**What you have to do**: Output the lines that follow exactly as they are.

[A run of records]
------------------------------------------------------------------------

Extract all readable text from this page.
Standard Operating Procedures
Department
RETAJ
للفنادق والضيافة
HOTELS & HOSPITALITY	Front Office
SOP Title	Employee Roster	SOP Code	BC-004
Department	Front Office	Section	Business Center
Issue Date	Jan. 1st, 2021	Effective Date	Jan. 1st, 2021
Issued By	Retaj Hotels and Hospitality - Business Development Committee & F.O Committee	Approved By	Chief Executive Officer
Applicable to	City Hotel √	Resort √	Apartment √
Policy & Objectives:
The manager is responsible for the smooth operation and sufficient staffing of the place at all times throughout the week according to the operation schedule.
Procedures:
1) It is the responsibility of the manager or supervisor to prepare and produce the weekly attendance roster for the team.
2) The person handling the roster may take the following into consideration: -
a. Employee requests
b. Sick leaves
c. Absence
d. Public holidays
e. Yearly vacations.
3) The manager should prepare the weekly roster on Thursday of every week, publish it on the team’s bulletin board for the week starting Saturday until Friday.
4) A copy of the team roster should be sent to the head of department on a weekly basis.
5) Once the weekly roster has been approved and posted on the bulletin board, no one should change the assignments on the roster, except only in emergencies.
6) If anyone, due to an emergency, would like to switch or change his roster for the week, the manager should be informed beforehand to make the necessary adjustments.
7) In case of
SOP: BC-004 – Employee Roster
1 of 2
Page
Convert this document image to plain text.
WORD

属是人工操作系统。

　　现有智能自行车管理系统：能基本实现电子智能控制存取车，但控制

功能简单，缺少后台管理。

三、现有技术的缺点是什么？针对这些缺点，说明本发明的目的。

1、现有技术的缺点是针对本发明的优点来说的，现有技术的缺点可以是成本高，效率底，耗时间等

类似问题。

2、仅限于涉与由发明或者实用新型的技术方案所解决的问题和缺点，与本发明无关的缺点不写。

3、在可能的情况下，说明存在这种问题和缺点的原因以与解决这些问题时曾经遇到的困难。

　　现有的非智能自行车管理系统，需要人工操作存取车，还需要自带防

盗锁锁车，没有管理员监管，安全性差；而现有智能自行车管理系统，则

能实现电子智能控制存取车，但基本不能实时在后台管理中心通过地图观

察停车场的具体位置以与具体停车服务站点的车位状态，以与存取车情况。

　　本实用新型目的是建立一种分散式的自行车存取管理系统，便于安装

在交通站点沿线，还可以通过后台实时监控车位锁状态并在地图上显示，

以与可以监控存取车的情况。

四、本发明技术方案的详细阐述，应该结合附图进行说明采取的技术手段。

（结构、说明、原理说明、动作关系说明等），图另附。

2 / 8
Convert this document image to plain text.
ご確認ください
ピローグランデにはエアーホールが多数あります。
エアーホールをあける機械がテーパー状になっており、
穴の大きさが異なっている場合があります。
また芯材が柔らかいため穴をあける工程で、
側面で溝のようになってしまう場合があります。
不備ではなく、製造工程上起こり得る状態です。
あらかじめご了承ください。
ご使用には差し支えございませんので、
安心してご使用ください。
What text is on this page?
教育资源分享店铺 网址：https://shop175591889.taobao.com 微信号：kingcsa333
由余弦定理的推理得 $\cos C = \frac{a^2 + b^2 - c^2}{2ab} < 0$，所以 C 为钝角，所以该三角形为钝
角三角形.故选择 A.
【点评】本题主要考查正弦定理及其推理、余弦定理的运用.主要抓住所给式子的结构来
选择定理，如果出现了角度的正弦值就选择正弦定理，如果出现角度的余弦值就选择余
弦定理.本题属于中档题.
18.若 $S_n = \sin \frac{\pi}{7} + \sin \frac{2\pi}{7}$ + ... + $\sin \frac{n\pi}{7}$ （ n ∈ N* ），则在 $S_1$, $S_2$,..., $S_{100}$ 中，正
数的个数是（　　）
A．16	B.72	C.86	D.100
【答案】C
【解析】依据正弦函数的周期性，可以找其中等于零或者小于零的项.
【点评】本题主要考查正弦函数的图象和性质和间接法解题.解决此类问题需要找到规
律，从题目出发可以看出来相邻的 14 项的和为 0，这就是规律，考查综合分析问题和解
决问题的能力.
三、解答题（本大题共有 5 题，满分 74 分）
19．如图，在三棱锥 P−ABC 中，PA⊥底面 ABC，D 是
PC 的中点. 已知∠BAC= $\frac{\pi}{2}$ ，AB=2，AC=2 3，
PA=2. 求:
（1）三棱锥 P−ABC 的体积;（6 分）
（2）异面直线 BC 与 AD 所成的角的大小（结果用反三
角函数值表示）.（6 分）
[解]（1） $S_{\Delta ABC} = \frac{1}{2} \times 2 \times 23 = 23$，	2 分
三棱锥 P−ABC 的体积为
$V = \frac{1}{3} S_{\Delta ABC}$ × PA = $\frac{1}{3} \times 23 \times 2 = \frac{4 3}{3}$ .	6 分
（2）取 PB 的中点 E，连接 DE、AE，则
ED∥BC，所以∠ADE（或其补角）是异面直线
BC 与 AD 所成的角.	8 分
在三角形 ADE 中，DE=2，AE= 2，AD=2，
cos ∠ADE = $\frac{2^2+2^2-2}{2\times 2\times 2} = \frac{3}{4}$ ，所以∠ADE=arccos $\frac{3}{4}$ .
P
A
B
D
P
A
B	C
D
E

------------------------------------------------------------------------

**Result of this task**:
Extract all readable text from this page.
Standard Operating Procedures
Department
RETAJ
للفنادق والضيافة
HOTELS & HOSPITALITY	Front Office
SOP Title	Employee Roster	SOP Code	BC-004
Department	Front Office	Section	Business Center
Issue Date	Jan. 1st, 2021	Effective Date	Jan. 1st, 2021
Issued By	Retaj Hotels and Hospitality - Business Development Committee & F.O Committee	Approved By	Chief Executive Officer
Applicable to	City Hotel √	Resort √	Apartment √
Policy & Objectives:
The manager is responsible for the smooth operation and sufficient staffing of the place at all times throughout the week according to the operation schedule.
Procedures:
1) It is the responsibility of the manager or supervisor to prepare and produce the weekly attendance roster for the team.
2) The person handling the roster may take the following into consideration: -
a. Employee requests
b. Sick leaves
c. Absence
d. Public holidays
e. Yearly vacations.
3) The manager should prepare the weekly roster on Thursday of every week, publish it on the team’s bulletin board for the week starting Saturday until Friday.
4) A copy of the team roster should be sent to the head of department on a weekly basis.
5) Once the weekly roster has been approved and posted on the bulletin board, no one should change the assignments on the roster, except only in emergencies.
6) If anyone, due to an emergency, would like to switch or change his roster for the week, the manager should be informed beforehand to make the necessary adjustments.
7) In case of
SOP: BC-004 – Employee Roster
1 of 2
Page
Convert this document image to plain text.
WORD

属是人工操作系统。

　　现有智能自行车管理系统：能基本实现电子智能控制存取车，但控制

功能简单，缺少后台管理。

三、现有技术的缺点是什么？针对这些缺点，说明本发明的目的。

1、现有技术的缺点是针对本发明的优点来说的，现有技术的缺点可以是成本高，效率底，耗时间等

类似问题。

2、仅限于涉与由发明或者实用新型的技术方案所解决的问题和缺点，与本发明无关的缺点不写。

3、在可能的情况下，说明存在这种问题和缺点的原因以与解决这些问题时曾经遇到的困难。

　　现有的非智能自行车管理系统，需要人工操作存取车，还需要自带防

盗锁锁车，没有管理员监管，安全性差；而现有智能自行车管理系统，则

能实现电子智能控制存取车，但基本不能实时在后台管理中心通过地图观

察停车场的具体位置以与具体停车服务站点的车位状态，以与存取车情况。

　　本实用新型目的是建立一种分散式的自行车存取管理系统，便于安装

在交通站点沿线，还可以通过后台实时监控车位锁状态并在地图上显示，

以与可以监控存取车的情况。

四、本发明技术方案的详细阐述，应该结合附图进行说明采取的技术手段。

（结构、说明、原理说明、动作关系说明等），图另附。

2 / 8
Convert this document image to plain text.
ご確認ください
ピローグランデにはエアーホールが多数あります。
エアーホールをあける機械がテーパー状になっており、
穴の大きさが異なっている場合があります。
また芯材が柔らかいため穴をあける工程で、
側面で溝のようになってしまう場合があります。
不備ではなく、製造工程上起こり得る状態です。
あらかじめご了承ください。
ご使用には差し支えございませんので、
安心してご使用ください。
What text is on this page?
教育资源分享店铺 网址：https://shop175591889.taobao.com 微信号：kingcsa333
由余弦定理的推理得 $\cos C = \frac{a^2 + b^2 - c^2}{2ab} < 0$，所以 C 为钝角，所以该三角形为钝
角三角形.故选择 A.
【点评】本题主要考查正弦定理及其推理、余弦定理的运用.主要抓住所给式子的结构来
选择定理，如果出现了角度的正弦值就选择正弦定理，如果出现角度的余弦值就选择余
弦定理.本题属于中档题.
18.若 $S_n = \sin \frac{\pi}{7} + \sin \frac{2\pi}{7}$ + ... + $\sin \frac{n\pi}{7}$ （ n ∈ N* ），则在 $S_1$, $S_2$,..., $S_{100}$ 中，正
数的个数是（　　）
A．16	B.72	C.86	D.100
【答案】C
【解析】依据正弦函数的周期性，可以找其中等于零或者小于零的项.
【点评】本题主要考查正弦函数的图象和性质和间接法解题.解决此类问题需要找到规
律，从题目出发可以看出来相邻的 14 项的和为 0，这就是规律，考查综合分析问题和解
决问题的能力.
三、解答题（本大题共有 5 题，满分 74 分）
19．如图，在三棱锥 P−ABC 中，PA⊥底面 ABC，D 是
PC 的中点. 已知∠BAC= $\frac{\pi}{2}$ ，AB=2，AC=2 3，
PA=2. 求:
（1）三棱锥 P−ABC 的体积;（6 分）
（2）异面直线 BC 与 AD 所成的角的大小（结果用反三
角函数值表示）.（6 分）
[解]（1） $S_{\Delta ABC} = \frac{1}{2} \times 2 \times 23 = 23$，	2 分
三棱锥 P−ABC 的体积为
$V = \frac{1}{3} S_{\Delta ABC}$ × PA = $\frac{1}{3} \times 23 \times 2 = \frac{4 3}{3}$ .	6 分
（2）取 PB 的中点 E，连接 DE、AE，则
ED∥BC，所以∠ADE（或其补角）是异面直线
BC 与 AD 所成的角.	8 分
在三角形 ADE 中，DE=2，AE= 2，AD=2，
cos ∠ADE = $\frac{2^2+2^2-2}{2\times 2\times 2} = \frac{3}{4}$ ，所以∠ADE=arccos $\frac{3}{4}$ .
P
A
B
D
P
A
B	C
D
E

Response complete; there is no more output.